# TASK BRIEF
Search the material and gather each line with "date" in it.

# DATASET EXTRACT
******************************
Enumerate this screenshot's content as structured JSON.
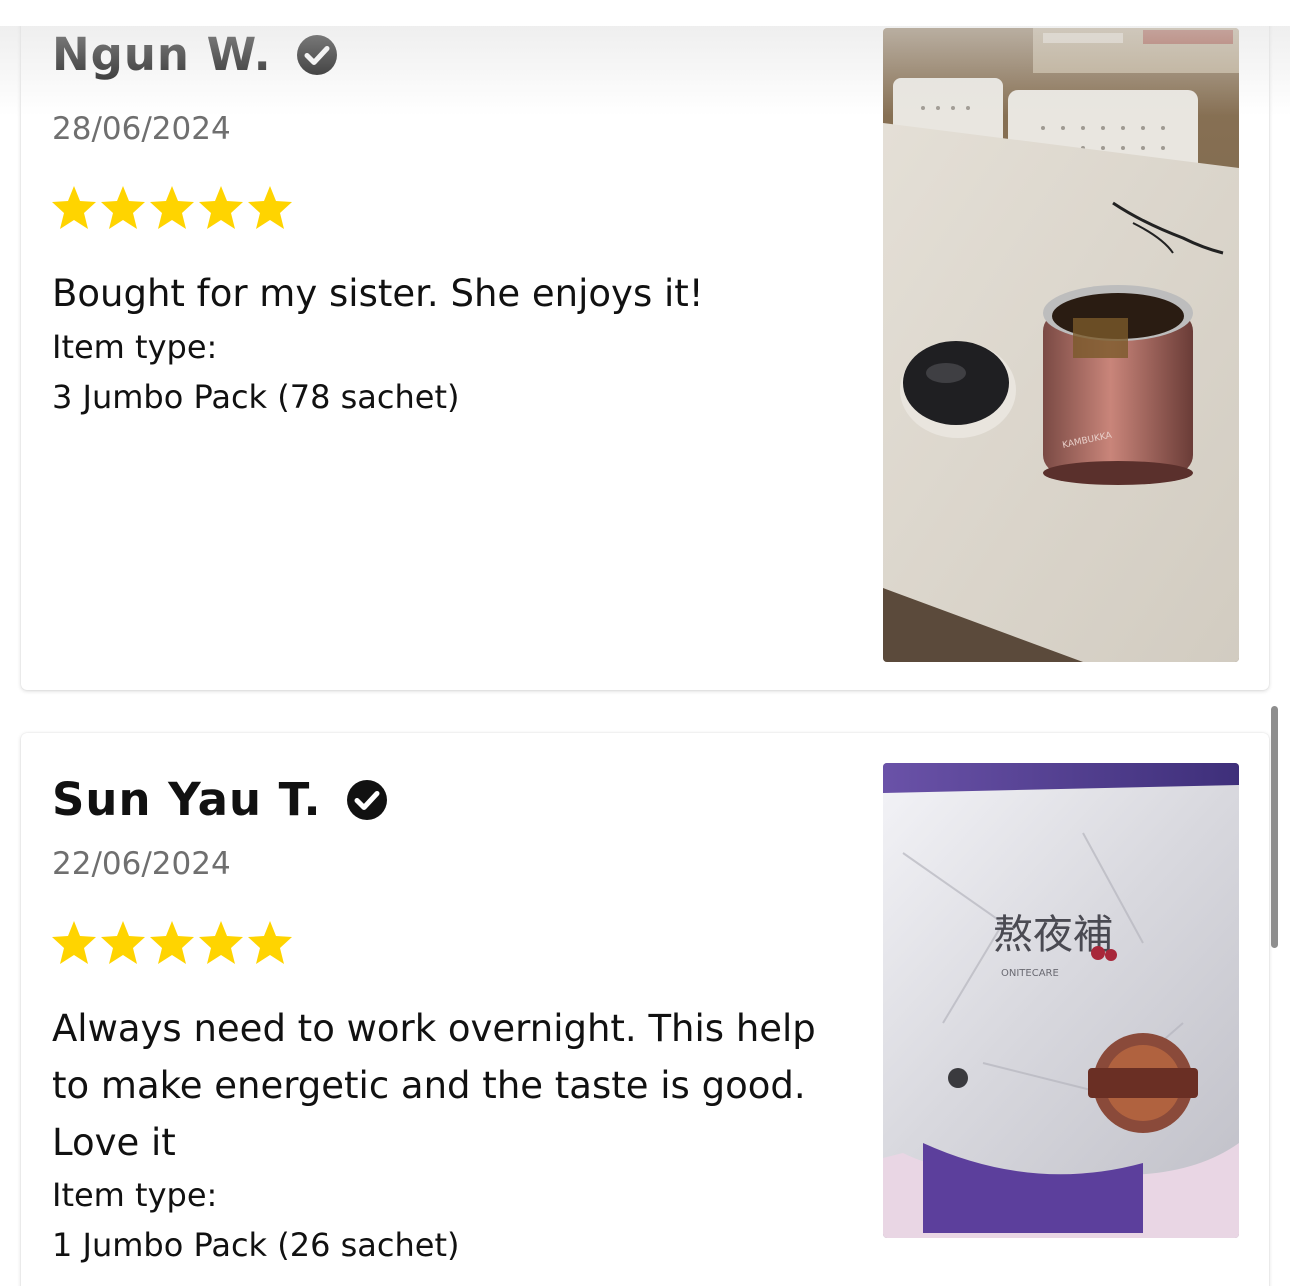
{
  "reviews": [
    {
      "name": "Ngun W.",
      "date": "28/06/2024",
      "rating": 5,
      "text": "Bought for my sister. She enjoys it!",
      "item_type_label": "Item type:",
      "item_type_value": "3 Jumbo Pack (78 sachet)",
      "photo_alt": "photo-food-jar"
    },
    {
      "name": "Sun Yau T.",
      "date": "22/06/2024",
      "rating": 5,
      "text": "Always need to work overnight. This help to make energetic and the taste is good. Love it",
      "item_type_label": "Item type:",
      "item_type_value": "1 Jumbo Pack (26 sachet)",
      "photo_alt": "photo-product-bag",
      "photo_text": {
        "chinese": "熬夜補",
        "brand": "ONITECARE"
      }
    }
  ],
  "colors": {
    "star": "#FFD400",
    "verified": "#111111",
    "date": "#6f6f6f"
  },
  "icons": {
    "verified": "verified-check-icon",
    "star": "star-icon"
  }
}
******************************
# RESULT
      "date": "28/06/2024",
      "date": "22/06/2024",
    "date": "#6f6f6f"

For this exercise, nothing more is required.